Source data
-- Start --
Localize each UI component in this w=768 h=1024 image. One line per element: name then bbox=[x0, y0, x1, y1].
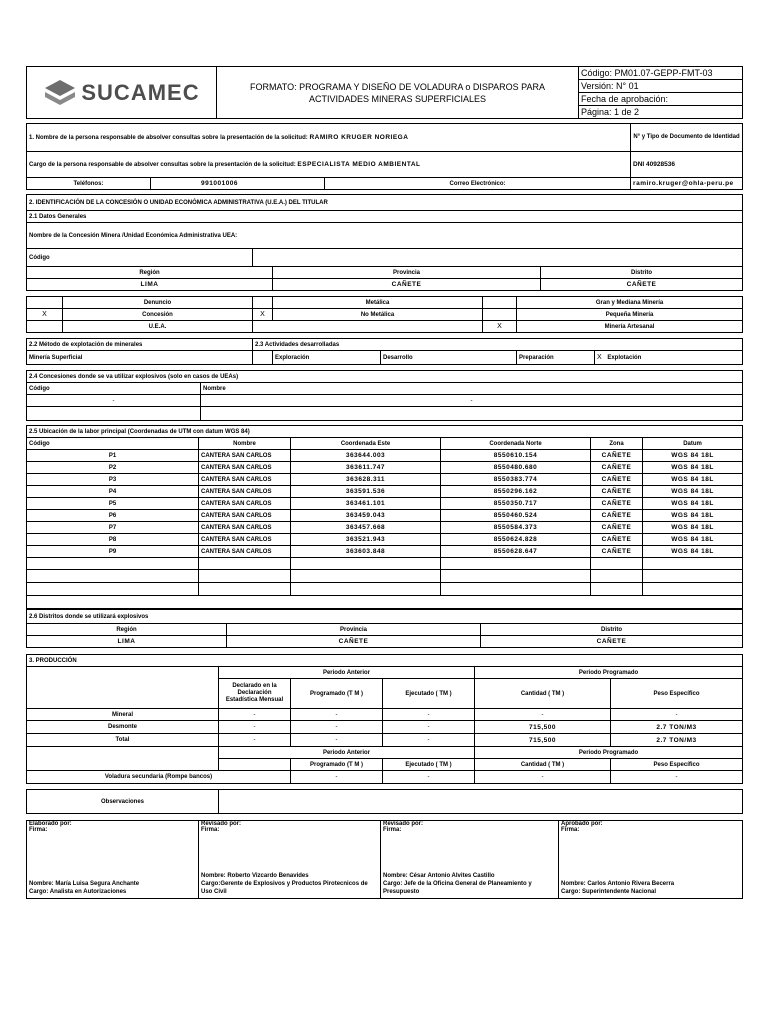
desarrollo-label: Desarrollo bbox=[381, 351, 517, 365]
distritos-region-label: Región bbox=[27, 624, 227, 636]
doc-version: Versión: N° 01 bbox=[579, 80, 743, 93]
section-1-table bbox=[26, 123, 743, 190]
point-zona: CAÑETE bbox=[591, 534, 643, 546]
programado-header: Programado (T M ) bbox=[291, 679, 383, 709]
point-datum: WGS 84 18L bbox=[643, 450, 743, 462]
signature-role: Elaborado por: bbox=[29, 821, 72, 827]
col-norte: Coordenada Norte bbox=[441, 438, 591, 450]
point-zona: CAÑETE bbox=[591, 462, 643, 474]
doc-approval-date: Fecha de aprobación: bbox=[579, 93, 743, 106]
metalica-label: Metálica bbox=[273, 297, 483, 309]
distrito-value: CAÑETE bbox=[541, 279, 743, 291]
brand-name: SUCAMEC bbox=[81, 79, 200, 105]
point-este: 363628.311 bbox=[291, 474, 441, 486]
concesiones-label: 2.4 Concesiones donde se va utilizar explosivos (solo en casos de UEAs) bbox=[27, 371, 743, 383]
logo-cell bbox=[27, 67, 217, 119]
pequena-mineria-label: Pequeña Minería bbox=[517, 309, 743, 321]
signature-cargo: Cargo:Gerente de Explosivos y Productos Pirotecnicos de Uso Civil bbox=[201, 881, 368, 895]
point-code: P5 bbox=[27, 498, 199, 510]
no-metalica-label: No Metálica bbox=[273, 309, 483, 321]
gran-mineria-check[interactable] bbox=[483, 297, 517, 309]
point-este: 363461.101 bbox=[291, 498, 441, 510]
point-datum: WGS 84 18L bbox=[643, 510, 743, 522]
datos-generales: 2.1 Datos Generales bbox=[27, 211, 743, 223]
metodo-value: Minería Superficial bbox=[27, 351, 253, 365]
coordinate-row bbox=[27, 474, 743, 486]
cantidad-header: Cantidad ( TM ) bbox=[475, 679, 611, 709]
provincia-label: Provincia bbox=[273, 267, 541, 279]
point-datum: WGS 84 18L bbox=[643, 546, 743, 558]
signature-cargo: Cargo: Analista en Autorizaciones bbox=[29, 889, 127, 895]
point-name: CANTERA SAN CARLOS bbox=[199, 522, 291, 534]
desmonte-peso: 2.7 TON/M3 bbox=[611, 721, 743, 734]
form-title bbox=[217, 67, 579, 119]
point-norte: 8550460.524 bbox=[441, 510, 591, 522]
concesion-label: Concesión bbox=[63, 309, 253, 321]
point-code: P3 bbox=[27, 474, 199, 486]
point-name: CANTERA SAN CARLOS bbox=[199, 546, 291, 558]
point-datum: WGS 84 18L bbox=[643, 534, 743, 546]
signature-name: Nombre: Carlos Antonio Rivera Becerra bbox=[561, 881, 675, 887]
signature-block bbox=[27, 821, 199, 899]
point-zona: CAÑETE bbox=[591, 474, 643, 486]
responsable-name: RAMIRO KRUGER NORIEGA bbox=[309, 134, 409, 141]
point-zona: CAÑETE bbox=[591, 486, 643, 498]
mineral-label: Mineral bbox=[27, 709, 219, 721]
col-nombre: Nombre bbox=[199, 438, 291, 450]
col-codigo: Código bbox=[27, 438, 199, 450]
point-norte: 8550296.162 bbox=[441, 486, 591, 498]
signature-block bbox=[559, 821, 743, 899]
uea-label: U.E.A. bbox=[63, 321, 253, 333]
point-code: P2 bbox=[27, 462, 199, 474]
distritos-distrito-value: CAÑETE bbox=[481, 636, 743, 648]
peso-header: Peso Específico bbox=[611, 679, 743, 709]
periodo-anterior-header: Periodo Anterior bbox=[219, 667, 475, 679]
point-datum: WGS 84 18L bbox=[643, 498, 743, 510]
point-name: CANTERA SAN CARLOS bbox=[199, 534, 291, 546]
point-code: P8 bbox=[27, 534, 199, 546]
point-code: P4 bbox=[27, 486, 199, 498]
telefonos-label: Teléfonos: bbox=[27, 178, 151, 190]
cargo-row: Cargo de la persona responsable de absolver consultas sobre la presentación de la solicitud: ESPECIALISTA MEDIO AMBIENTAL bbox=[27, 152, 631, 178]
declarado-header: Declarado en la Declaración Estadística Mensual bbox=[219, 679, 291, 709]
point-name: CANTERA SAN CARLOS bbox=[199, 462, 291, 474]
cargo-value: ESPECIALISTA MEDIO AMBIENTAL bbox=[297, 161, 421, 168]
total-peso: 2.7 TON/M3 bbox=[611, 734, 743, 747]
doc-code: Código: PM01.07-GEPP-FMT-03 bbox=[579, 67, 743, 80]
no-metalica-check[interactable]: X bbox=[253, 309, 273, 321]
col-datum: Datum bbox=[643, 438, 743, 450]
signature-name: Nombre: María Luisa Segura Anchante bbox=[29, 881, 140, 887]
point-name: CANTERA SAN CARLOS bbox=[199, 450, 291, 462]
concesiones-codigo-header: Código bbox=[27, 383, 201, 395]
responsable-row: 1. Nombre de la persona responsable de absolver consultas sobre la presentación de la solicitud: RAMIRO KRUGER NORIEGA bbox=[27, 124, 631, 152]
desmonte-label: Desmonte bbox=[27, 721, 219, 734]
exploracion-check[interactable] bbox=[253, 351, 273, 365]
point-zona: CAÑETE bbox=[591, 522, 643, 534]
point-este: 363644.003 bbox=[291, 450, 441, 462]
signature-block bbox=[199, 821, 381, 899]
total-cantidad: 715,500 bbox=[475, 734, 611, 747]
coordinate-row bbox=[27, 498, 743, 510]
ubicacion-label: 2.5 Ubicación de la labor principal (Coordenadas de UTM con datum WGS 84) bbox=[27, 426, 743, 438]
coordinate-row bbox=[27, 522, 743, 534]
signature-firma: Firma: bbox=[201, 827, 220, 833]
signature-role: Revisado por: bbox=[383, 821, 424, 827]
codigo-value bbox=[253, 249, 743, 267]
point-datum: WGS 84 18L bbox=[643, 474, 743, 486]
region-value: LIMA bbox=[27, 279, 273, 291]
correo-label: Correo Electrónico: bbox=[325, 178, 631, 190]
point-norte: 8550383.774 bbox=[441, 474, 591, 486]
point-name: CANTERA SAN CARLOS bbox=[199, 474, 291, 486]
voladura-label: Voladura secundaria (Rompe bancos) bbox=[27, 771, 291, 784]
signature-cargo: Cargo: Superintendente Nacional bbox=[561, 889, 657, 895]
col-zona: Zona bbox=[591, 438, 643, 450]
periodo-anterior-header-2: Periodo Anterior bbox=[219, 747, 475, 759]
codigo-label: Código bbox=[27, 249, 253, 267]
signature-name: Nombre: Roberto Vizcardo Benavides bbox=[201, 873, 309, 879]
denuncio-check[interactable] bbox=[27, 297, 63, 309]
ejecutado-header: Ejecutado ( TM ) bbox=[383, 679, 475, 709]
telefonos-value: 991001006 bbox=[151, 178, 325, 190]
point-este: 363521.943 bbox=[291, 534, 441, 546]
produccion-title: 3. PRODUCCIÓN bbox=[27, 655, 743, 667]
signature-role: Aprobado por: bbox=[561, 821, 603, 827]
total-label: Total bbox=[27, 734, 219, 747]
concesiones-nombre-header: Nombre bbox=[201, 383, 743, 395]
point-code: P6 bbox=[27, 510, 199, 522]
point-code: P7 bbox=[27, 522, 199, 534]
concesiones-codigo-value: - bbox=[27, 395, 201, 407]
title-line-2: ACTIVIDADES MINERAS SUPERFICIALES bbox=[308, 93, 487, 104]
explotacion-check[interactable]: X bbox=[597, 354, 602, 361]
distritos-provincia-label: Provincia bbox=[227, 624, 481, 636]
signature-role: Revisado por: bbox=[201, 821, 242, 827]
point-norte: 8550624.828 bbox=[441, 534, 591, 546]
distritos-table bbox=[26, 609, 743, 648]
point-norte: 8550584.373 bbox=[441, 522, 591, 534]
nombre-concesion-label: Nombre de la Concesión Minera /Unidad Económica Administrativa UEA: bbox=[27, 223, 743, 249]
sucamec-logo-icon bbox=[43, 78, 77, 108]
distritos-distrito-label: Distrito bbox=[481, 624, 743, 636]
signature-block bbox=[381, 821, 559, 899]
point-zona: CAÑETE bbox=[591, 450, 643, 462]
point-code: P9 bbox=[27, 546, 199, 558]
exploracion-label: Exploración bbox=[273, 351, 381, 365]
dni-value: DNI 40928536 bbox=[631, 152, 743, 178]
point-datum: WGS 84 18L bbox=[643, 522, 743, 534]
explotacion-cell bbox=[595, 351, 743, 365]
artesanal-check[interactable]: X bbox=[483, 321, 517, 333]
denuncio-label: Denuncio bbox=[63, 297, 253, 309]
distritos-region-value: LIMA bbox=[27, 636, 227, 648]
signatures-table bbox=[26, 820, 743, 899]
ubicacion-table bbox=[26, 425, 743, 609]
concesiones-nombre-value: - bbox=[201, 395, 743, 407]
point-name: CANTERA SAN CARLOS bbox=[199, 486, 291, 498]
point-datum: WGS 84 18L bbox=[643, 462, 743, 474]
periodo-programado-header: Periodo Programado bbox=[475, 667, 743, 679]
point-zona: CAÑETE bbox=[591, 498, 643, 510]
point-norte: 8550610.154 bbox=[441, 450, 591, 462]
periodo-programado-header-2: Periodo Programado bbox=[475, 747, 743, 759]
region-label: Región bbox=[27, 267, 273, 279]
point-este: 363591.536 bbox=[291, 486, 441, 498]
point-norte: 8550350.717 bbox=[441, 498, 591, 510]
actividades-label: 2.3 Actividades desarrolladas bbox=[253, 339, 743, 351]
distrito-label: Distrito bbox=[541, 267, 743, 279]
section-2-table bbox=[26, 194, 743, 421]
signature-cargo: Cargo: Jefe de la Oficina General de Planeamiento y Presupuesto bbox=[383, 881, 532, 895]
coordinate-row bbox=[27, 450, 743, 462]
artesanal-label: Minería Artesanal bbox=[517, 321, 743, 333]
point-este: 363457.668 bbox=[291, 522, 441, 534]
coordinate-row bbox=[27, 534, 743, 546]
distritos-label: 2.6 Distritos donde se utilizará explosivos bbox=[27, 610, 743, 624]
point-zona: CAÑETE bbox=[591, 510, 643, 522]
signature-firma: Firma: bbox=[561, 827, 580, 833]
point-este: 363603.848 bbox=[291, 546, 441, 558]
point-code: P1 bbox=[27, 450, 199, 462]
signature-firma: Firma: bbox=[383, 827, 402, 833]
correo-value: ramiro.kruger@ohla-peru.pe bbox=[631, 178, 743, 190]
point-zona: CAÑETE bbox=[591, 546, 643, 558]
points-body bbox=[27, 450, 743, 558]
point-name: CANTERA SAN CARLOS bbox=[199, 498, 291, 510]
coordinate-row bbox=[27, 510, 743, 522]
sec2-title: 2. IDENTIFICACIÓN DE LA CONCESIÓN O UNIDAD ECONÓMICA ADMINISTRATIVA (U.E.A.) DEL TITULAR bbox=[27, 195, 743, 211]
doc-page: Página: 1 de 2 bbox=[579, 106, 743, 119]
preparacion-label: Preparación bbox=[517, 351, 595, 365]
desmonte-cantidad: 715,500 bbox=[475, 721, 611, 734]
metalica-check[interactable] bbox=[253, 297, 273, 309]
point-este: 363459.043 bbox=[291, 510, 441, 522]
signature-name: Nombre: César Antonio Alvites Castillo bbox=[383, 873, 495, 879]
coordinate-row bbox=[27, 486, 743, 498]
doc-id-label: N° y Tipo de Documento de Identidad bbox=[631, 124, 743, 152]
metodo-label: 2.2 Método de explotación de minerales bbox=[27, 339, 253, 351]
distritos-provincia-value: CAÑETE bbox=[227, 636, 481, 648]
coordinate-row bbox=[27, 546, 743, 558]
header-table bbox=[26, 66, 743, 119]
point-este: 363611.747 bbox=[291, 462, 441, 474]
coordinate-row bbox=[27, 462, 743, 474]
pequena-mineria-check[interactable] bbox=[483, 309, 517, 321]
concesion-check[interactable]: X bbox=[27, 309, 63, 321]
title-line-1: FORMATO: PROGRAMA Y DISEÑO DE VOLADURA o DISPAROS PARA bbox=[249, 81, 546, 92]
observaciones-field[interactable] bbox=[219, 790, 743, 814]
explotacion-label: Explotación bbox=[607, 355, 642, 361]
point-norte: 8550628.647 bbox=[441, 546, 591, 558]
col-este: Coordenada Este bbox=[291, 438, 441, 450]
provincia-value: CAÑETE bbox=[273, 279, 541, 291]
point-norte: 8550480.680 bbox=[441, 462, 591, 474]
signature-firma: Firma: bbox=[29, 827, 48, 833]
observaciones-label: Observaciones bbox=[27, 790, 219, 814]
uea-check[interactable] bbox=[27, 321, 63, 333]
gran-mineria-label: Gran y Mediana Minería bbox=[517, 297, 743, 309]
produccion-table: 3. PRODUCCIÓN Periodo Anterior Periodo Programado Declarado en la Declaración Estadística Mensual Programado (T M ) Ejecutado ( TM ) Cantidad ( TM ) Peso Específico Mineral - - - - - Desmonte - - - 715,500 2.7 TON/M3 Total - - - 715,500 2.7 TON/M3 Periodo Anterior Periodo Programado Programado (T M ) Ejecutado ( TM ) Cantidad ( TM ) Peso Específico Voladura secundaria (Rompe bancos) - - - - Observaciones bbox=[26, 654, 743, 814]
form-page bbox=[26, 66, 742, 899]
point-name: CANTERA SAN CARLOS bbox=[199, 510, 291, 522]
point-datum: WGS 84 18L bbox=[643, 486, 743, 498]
-- End --
-- Start --
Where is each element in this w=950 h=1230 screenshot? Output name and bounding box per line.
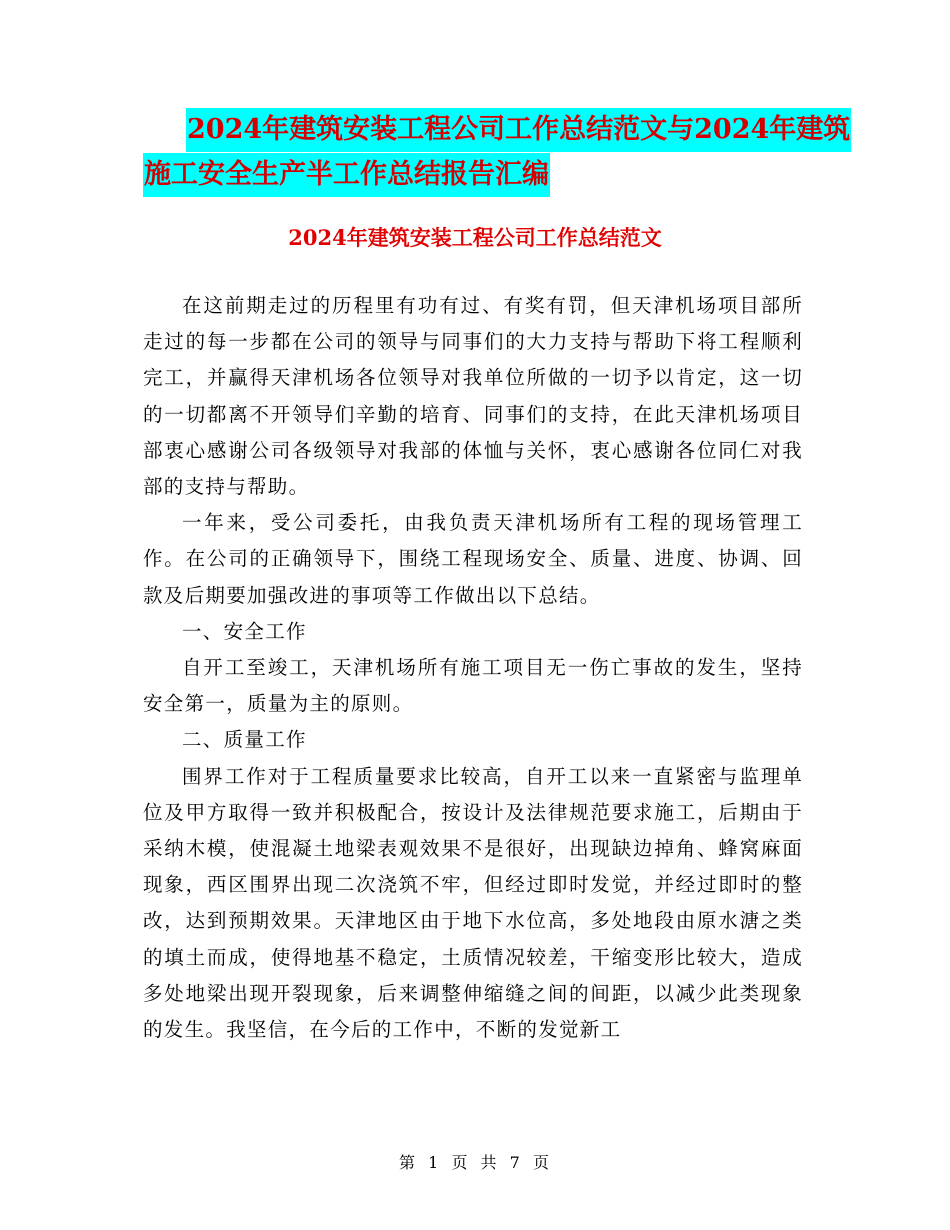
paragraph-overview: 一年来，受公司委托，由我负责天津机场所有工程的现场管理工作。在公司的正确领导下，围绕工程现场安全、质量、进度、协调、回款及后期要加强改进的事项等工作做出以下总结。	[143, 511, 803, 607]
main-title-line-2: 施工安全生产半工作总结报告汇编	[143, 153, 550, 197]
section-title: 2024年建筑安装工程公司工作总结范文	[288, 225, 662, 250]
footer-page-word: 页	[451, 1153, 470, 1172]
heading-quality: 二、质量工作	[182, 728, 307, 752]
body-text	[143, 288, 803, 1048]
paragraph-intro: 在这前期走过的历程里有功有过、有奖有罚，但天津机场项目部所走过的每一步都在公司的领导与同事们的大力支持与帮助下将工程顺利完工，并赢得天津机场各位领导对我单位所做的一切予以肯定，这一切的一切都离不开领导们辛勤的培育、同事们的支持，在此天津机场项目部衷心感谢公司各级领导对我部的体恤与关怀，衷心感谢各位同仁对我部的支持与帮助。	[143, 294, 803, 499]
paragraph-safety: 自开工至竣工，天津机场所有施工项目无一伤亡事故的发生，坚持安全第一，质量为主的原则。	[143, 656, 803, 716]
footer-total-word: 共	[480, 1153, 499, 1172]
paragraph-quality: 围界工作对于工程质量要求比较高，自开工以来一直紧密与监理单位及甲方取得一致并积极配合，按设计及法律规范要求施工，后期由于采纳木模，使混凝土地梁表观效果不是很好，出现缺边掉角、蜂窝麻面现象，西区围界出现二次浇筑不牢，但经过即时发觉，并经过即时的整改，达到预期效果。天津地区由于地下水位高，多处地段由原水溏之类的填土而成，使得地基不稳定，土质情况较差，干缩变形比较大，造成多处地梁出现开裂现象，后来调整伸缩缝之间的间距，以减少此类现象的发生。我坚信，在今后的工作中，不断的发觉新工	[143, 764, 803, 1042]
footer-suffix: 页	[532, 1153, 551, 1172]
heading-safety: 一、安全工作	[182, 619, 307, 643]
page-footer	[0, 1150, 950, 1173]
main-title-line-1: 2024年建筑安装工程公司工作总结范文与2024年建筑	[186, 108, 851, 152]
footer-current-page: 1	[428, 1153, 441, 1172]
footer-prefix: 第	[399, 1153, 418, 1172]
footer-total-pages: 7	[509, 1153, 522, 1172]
-- End --
-- Start --
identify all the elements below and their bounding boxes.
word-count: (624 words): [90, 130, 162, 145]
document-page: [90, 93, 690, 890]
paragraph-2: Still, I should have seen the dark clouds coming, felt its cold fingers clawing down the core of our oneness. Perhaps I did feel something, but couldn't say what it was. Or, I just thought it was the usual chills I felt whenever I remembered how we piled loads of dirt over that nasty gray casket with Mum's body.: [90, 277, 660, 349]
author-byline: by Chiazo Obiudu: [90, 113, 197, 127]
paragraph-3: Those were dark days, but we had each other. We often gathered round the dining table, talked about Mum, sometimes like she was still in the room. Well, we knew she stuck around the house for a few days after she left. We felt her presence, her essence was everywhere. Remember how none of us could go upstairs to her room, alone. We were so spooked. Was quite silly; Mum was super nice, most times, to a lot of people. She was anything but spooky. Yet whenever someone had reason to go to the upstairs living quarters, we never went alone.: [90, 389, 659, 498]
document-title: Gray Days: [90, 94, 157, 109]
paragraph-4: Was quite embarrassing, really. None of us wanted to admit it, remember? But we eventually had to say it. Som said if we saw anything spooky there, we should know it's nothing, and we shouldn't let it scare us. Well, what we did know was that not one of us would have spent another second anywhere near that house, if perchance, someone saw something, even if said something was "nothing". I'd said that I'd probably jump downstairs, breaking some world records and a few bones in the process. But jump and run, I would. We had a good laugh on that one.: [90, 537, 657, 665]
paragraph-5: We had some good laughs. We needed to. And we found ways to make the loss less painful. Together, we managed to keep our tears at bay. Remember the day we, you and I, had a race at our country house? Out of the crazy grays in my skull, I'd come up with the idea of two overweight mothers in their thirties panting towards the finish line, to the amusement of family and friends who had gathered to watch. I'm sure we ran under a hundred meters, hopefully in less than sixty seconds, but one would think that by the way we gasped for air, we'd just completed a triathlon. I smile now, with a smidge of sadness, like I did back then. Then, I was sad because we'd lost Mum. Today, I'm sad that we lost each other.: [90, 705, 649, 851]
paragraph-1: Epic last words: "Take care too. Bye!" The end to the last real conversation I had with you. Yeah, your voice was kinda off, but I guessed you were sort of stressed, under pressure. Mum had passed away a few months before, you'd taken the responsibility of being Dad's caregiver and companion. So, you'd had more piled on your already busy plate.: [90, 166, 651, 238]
-- End --
Could you write out, unchanged, everything from the line containing "identify all the" down to the line containing "author-byline: by Chiazo", with both of those lines included?

### RESPONSE
identify all the elements below and their bounding boxes.
word-count: (624 words): [90, 130, 162, 145]
document-page: [90, 93, 690, 890]
paragraph-2: Still, I should have seen the dark clouds coming, felt its cold fingers clawing down the core of our oneness. Perhaps I did feel something, but couldn't say what it was. Or, I just thought it was the usual chills I felt whenever I remembered how we piled loads of dirt over that nasty gray casket with Mum's body.: [90, 277, 660, 349]
author-byline: by Chiazo Obiudu: [90, 113, 197, 127]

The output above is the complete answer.